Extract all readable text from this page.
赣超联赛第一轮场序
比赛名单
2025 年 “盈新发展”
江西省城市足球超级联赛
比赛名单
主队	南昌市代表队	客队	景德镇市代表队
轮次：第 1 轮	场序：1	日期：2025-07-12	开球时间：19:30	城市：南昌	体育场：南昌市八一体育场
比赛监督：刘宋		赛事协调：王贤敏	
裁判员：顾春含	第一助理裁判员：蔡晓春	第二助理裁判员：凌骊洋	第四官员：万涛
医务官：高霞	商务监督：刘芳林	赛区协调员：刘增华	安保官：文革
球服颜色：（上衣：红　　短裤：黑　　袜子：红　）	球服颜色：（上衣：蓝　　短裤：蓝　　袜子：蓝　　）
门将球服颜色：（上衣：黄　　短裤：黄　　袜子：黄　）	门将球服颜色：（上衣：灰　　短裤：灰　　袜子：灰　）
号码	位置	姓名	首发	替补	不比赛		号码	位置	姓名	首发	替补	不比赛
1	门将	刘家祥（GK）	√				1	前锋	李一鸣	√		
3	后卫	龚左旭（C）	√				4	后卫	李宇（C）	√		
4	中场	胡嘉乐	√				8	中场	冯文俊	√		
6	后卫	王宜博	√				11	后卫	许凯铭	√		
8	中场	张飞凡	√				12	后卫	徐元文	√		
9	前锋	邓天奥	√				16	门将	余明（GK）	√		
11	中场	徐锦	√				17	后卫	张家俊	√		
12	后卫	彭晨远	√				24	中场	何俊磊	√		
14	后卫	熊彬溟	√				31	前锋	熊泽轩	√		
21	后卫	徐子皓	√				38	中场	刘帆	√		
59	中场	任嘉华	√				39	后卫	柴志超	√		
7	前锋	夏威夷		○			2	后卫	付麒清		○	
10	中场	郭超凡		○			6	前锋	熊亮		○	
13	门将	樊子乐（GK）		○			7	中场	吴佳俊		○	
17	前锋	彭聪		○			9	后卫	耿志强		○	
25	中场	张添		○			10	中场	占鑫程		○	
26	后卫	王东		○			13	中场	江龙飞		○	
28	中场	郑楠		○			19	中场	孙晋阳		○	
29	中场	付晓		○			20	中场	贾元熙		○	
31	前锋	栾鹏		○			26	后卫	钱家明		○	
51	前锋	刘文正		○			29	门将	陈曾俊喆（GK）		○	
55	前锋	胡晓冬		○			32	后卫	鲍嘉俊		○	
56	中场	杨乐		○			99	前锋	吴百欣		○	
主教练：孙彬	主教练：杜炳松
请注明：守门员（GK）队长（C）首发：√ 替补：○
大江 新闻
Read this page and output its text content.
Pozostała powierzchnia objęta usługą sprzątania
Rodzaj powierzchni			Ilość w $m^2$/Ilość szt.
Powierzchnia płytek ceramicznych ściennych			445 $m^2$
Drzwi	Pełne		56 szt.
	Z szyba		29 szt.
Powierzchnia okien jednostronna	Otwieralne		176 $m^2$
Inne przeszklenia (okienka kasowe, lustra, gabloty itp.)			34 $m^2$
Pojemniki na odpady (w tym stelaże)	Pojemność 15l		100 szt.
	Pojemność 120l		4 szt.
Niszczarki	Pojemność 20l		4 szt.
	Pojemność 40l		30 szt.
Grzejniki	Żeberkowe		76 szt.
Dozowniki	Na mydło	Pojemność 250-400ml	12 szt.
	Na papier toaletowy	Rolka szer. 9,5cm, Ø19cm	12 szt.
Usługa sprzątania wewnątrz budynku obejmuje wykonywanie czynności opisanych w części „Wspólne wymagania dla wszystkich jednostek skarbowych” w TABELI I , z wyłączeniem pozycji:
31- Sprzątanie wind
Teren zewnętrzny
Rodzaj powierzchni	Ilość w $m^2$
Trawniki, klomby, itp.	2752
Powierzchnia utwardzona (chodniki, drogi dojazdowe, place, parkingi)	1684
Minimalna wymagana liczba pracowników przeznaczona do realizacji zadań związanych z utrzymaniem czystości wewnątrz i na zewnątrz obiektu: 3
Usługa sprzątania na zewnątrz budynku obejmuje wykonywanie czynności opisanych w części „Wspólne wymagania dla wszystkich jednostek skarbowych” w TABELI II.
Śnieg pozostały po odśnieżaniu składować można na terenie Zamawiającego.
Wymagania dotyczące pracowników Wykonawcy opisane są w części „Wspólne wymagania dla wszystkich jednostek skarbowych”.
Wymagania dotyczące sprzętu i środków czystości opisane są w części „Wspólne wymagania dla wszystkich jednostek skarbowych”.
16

* * *

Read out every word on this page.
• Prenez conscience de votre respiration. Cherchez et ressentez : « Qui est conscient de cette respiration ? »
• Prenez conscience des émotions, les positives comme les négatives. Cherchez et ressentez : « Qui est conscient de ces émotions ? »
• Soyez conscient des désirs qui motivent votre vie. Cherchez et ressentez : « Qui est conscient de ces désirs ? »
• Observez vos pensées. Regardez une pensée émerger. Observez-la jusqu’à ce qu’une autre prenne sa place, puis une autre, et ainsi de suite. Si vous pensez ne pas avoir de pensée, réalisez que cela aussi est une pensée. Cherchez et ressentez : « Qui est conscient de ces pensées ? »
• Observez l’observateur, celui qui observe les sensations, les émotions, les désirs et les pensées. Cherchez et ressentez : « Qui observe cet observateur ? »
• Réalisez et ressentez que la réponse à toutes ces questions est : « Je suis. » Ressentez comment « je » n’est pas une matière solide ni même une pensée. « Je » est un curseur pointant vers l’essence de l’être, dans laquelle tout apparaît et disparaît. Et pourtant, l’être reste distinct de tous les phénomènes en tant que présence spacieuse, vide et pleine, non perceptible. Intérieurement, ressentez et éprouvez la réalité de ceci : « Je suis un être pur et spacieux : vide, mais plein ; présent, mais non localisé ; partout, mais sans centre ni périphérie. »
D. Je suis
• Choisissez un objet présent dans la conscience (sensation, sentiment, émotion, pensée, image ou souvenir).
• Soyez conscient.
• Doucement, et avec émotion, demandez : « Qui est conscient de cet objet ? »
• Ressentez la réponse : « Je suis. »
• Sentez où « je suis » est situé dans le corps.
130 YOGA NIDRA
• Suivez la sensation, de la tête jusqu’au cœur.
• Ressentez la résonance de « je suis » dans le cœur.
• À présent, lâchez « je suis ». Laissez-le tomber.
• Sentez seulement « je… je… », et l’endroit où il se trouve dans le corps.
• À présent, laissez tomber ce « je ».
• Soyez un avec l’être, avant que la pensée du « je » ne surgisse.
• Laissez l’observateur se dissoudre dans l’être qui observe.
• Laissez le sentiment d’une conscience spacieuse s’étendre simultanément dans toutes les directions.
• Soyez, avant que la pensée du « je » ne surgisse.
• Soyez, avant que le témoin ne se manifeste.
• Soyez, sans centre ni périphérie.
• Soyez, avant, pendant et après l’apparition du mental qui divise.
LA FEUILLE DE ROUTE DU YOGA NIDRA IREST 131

* * *

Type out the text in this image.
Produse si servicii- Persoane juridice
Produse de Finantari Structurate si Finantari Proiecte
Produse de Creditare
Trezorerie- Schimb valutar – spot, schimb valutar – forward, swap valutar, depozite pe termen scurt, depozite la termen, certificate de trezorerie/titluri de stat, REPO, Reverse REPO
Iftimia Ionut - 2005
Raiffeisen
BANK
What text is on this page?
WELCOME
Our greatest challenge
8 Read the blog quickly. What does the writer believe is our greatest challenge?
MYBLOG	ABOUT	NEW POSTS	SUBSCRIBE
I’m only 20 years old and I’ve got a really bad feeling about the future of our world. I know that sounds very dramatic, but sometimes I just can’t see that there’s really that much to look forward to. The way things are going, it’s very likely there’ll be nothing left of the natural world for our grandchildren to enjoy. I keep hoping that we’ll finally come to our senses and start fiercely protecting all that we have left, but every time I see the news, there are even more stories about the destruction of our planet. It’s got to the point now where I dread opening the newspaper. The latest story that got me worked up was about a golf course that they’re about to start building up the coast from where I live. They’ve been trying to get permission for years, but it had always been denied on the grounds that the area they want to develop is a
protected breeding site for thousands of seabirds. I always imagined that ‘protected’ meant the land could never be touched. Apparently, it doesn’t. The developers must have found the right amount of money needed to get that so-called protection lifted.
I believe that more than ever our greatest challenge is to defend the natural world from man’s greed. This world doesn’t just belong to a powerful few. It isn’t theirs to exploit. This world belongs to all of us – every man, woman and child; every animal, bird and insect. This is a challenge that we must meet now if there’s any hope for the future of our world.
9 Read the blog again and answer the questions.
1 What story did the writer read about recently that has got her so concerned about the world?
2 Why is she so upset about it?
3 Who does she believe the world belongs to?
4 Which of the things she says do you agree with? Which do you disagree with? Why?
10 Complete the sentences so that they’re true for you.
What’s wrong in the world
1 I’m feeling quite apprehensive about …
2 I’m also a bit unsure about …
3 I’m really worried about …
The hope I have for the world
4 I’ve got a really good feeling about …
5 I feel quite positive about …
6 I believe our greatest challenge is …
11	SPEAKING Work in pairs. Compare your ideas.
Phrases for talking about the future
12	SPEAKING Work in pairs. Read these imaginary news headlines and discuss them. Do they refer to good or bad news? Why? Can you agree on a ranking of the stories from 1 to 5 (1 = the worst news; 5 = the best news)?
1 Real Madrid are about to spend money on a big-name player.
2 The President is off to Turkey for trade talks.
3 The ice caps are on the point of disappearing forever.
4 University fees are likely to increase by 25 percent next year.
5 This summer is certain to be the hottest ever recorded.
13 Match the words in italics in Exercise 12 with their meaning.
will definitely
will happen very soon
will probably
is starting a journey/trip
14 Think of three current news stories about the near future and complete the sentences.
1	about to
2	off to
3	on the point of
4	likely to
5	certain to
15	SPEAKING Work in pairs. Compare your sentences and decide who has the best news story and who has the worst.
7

## TASK PROMPT:
For each line above that contains the word "NIDRA", copy that line.

## ANSWER TO THIS TASK:
130 YOGA NIDRA
LA FEUILLE DE ROUTE DU YOGA NIDRA IREST 131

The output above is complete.